[start DATA SUPPLIED]

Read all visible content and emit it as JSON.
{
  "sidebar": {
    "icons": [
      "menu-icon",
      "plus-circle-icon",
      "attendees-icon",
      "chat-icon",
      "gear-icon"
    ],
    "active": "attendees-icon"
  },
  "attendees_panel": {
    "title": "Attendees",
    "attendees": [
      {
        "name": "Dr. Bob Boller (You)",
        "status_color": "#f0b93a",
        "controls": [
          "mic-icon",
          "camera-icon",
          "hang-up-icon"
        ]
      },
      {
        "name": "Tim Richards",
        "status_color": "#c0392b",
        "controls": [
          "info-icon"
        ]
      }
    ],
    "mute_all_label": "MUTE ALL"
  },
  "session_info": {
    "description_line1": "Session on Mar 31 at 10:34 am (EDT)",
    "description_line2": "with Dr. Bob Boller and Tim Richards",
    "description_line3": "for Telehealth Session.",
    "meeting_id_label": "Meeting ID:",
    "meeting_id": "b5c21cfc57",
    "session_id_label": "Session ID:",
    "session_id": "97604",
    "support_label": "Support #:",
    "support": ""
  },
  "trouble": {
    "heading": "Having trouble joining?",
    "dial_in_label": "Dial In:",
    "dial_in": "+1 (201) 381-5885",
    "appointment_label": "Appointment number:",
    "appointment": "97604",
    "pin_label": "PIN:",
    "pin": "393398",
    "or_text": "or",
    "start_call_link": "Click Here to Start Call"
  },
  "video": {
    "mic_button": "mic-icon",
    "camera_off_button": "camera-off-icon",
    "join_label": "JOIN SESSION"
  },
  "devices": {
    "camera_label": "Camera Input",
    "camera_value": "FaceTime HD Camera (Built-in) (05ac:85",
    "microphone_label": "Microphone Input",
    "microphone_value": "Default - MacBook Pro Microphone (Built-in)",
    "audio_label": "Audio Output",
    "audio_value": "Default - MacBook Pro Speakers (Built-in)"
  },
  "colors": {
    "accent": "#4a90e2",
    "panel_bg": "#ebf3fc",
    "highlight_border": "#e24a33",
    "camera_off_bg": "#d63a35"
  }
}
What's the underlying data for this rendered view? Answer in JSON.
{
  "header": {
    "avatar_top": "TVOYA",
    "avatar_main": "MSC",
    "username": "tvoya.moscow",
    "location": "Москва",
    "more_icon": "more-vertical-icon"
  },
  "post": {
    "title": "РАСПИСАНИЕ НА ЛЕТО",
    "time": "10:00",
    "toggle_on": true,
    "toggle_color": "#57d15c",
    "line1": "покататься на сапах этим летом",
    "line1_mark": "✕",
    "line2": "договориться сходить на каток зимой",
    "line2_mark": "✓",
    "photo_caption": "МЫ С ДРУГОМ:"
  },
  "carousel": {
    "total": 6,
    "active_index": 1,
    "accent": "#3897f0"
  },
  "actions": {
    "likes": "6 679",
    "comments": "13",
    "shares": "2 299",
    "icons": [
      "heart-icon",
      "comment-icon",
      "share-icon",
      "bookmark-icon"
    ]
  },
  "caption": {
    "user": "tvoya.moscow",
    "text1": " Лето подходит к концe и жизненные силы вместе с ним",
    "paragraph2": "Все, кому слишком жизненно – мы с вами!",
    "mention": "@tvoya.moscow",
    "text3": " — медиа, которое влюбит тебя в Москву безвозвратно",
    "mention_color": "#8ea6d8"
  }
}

[end DATA SUPPLIED]

#### [EXERCISE]
Print the material once more, exactly.

#### [SOLUTION TO THIS TASK]
Read all visible content and emit it as JSON.
{
  "sidebar": {
    "icons": [
      "menu-icon",
      "plus-circle-icon",
      "attendees-icon",
      "chat-icon",
      "gear-icon"
    ],
    "active": "attendees-icon"
  },
  "attendees_panel": {
    "title": "Attendees",
    "attendees": [
      {
        "name": "Dr. Bob Boller (You)",
        "status_color": "#f0b93a",
        "controls": [
          "mic-icon",
          "camera-icon",
          "hang-up-icon"
        ]
      },
      {
        "name": "Tim Richards",
        "status_color": "#c0392b",
        "controls": [
          "info-icon"
        ]
      }
    ],
    "mute_all_label": "MUTE ALL"
  },
  "session_info": {
    "description_line1": "Session on Mar 31 at 10:34 am (EDT)",
    "description_line2": "with Dr. Bob Boller and Tim Richards",
    "description_line3": "for Telehealth Session.",
    "meeting_id_label": "Meeting ID:",
    "meeting_id": "b5c21cfc57",
    "session_id_label": "Session ID:",
    "session_id": "97604",
    "support_label": "Support #:",
    "support": ""
  },
  "trouble": {
    "heading": "Having trouble joining?",
    "dial_in_label": "Dial In:",
    "dial_in": "+1 (201) 381-5885",
    "appointment_label": "Appointment number:",
    "appointment": "97604",
    "pin_label": "PIN:",
    "pin": "393398",
    "or_text": "or",
    "start_call_link": "Click Here to Start Call"
  },
  "video": {
    "mic_button": "mic-icon",
    "camera_off_button": "camera-off-icon",
    "join_label": "JOIN SESSION"
  },
  "devices": {
    "camera_label": "Camera Input",
    "camera_value": "FaceTime HD Camera (Built-in) (05ac:85",
    "microphone_label": "Microphone Input",
    "microphone_value": "Default - MacBook Pro Microphone (Built-in)",
    "audio_label": "Audio Output",
    "audio_value": "Default - MacBook Pro Speakers (Built-in)"
  },
  "colors": {
    "accent": "#4a90e2",
    "panel_bg": "#ebf3fc",
    "highlight_border": "#e24a33",
    "camera_off_bg": "#d63a35"
  }
}
What's the underlying data for this rendered view? Answer in JSON.
{
  "header": {
    "avatar_top": "TVOYA",
    "avatar_main": "MSC",
    "username": "tvoya.moscow",
    "location": "Москва",
    "more_icon": "more-vertical-icon"
  },
  "post": {
    "title": "РАСПИСАНИЕ НА ЛЕТО",
    "time": "10:00",
    "toggle_on": true,
    "toggle_color": "#57d15c",
    "line1": "покататься на сапах этим летом",
    "line1_mark": "✕",
    "line2": "договориться сходить на каток зимой",
    "line2_mark": "✓",
    "photo_caption": "МЫ С ДРУГОМ:"
  },
  "carousel": {
    "total": 6,
    "active_index": 1,
    "accent": "#3897f0"
  },
  "actions": {
    "likes": "6 679",
    "comments": "13",
    "shares": "2 299",
    "icons": [
      "heart-icon",
      "comment-icon",
      "share-icon",
      "bookmark-icon"
    ]
  },
  "caption": {
    "user": "tvoya.moscow",
    "text1": " Лето подходит к концe и жизненные силы вместе с ним",
    "paragraph2": "Все, кому слишком жизненно – мы с вами!",
    "mention": "@tvoya.moscow",
    "text3": " — медиа, которое влюбит тебя в Москву безвозвратно",
    "mention_color": "#8ea6d8"
  }
}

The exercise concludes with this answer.